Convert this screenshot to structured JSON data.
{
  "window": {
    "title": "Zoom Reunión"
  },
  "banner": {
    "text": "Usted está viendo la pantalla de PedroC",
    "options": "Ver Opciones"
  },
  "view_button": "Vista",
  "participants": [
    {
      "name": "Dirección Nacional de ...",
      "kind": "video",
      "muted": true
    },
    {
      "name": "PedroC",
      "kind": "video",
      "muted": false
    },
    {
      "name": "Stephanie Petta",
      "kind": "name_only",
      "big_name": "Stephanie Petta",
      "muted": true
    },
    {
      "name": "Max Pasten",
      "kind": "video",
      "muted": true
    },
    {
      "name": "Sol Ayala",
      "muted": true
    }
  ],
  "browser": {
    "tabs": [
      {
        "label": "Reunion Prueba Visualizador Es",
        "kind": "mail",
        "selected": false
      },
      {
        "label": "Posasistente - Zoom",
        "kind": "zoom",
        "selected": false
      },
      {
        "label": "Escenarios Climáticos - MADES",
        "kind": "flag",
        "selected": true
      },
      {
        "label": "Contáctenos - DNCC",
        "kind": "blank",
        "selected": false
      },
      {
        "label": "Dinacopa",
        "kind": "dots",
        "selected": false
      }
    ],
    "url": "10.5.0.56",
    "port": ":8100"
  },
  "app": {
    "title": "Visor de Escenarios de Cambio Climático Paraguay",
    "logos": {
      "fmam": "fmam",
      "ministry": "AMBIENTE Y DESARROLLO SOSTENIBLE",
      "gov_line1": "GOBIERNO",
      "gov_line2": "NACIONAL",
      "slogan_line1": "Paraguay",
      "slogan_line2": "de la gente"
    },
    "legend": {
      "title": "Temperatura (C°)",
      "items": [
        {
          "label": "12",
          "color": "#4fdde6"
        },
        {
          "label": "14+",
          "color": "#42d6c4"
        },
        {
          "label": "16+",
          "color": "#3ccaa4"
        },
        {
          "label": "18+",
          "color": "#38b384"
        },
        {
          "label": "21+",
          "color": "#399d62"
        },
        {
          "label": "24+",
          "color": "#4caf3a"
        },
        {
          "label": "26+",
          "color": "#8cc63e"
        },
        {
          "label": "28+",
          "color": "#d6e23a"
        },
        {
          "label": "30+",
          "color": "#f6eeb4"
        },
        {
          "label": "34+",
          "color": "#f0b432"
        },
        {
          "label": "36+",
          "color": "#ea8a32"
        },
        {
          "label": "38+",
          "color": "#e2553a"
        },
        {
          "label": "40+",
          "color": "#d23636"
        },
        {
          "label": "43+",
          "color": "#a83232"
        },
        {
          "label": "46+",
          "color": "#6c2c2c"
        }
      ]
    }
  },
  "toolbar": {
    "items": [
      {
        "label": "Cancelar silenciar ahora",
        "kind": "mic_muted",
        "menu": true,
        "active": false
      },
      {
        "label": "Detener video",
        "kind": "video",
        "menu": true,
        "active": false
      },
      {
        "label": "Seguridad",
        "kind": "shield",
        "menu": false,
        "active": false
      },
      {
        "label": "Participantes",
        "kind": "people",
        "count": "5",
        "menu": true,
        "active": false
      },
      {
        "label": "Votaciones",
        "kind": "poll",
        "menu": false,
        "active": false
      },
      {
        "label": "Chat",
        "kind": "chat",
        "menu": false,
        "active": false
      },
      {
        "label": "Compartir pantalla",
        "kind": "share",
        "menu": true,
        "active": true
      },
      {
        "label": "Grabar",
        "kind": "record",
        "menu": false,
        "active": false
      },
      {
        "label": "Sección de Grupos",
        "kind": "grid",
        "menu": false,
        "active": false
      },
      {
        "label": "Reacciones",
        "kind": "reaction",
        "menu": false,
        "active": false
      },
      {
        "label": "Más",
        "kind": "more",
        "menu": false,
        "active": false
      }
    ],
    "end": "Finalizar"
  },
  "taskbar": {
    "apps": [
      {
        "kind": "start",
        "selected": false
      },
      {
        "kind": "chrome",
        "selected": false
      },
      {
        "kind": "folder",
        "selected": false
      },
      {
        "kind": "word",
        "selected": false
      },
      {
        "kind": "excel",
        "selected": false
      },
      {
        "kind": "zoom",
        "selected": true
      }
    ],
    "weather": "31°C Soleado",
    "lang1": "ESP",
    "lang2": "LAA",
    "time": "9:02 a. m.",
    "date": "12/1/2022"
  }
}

--------------------------------

» Your goal
Reproduce each line of the material above precisely.

» Completed task
Convert this screenshot to structured JSON data.
{
  "window": {
    "title": "Zoom Reunión"
  },
  "banner": {
    "text": "Usted está viendo la pantalla de PedroC",
    "options": "Ver Opciones"
  },
  "view_button": "Vista",
  "participants": [
    {
      "name": "Dirección Nacional de ...",
      "kind": "video",
      "muted": true
    },
    {
      "name": "PedroC",
      "kind": "video",
      "muted": false
    },
    {
      "name": "Stephanie Petta",
      "kind": "name_only",
      "big_name": "Stephanie Petta",
      "muted": true
    },
    {
      "name": "Max Pasten",
      "kind": "video",
      "muted": true
    },
    {
      "name": "Sol Ayala",
      "muted": true
    }
  ],
  "browser": {
    "tabs": [
      {
        "label": "Reunion Prueba Visualizador Es",
        "kind": "mail",
        "selected": false
      },
      {
        "label": "Posasistente - Zoom",
        "kind": "zoom",
        "selected": false
      },
      {
        "label": "Escenarios Climáticos - MADES",
        "kind": "flag",
        "selected": true
      },
      {
        "label": "Contáctenos - DNCC",
        "kind": "blank",
        "selected": false
      },
      {
        "label": "Dinacopa",
        "kind": "dots",
        "selected": false
      }
    ],
    "url": "10.5.0.56",
    "port": ":8100"
  },
  "app": {
    "title": "Visor de Escenarios de Cambio Climático Paraguay",
    "logos": {
      "fmam": "fmam",
      "ministry": "AMBIENTE Y DESARROLLO SOSTENIBLE",
      "gov_line1": "GOBIERNO",
      "gov_line2": "NACIONAL",
      "slogan_line1": "Paraguay",
      "slogan_line2": "de la gente"
    },
    "legend": {
      "title": "Temperatura (C°)",
      "items": [
        {
          "label": "12",
          "color": "#4fdde6"
        },
        {
          "label": "14+",
          "color": "#42d6c4"
        },
        {
          "label": "16+",
          "color": "#3ccaa4"
        },
        {
          "label": "18+",
          "color": "#38b384"
        },
        {
          "label": "21+",
          "color": "#399d62"
        },
        {
          "label": "24+",
          "color": "#4caf3a"
        },
        {
          "label": "26+",
          "color": "#8cc63e"
        },
        {
          "label": "28+",
          "color": "#d6e23a"
        },
        {
          "label": "30+",
          "color": "#f6eeb4"
        },
        {
          "label": "34+",
          "color": "#f0b432"
        },
        {
          "label": "36+",
          "color": "#ea8a32"
        },
        {
          "label": "38+",
          "color": "#e2553a"
        },
        {
          "label": "40+",
          "color": "#d23636"
        },
        {
          "label": "43+",
          "color": "#a83232"
        },
        {
          "label": "46+",
          "color": "#6c2c2c"
        }
      ]
    }
  },
  "toolbar": {
    "items": [
      {
        "label": "Cancelar silenciar ahora",
        "kind": "mic_muted",
        "menu": true,
        "active": false
      },
      {
        "label": "Detener video",
        "kind": "video",
        "menu": true,
        "active": false
      },
      {
        "label": "Seguridad",
        "kind": "shield",
        "menu": false,
        "active": false
      },
      {
        "label": "Participantes",
        "kind": "people",
        "count": "5",
        "menu": true,
        "active": false
      },
      {
        "label": "Votaciones",
        "kind": "poll",
        "menu": false,
        "active": false
      },
      {
        "label": "Chat",
        "kind": "chat",
        "menu": false,
        "active": false
      },
      {
        "label": "Compartir pantalla",
        "kind": "share",
        "menu": true,
        "active": true
      },
      {
        "label": "Grabar",
        "kind": "record",
        "menu": false,
        "active": false
      },
      {
        "label": "Sección de Grupos",
        "kind": "grid",
        "menu": false,
        "active": false
      },
      {
        "label": "Reacciones",
        "kind": "reaction",
        "menu": false,
        "active": false
      },
      {
        "label": "Más",
        "kind": "more",
        "menu": false,
        "active": false
      }
    ],
    "end": "Finalizar"
  },
  "taskbar": {
    "apps": [
      {
        "kind": "start",
        "selected": false
      },
      {
        "kind": "chrome",
        "selected": false
      },
      {
        "kind": "folder",
        "selected": false
      },
      {
        "kind": "word",
        "selected": false
      },
      {
        "kind": "excel",
        "selected": false
      },
      {
        "kind": "zoom",
        "selected": true
      }
    ],
    "weather": "31°C Soleado",
    "lang1": "ESP",
    "lang2": "LAA",
    "time": "9:02 a. m.",
    "date": "12/1/2022"
  }
}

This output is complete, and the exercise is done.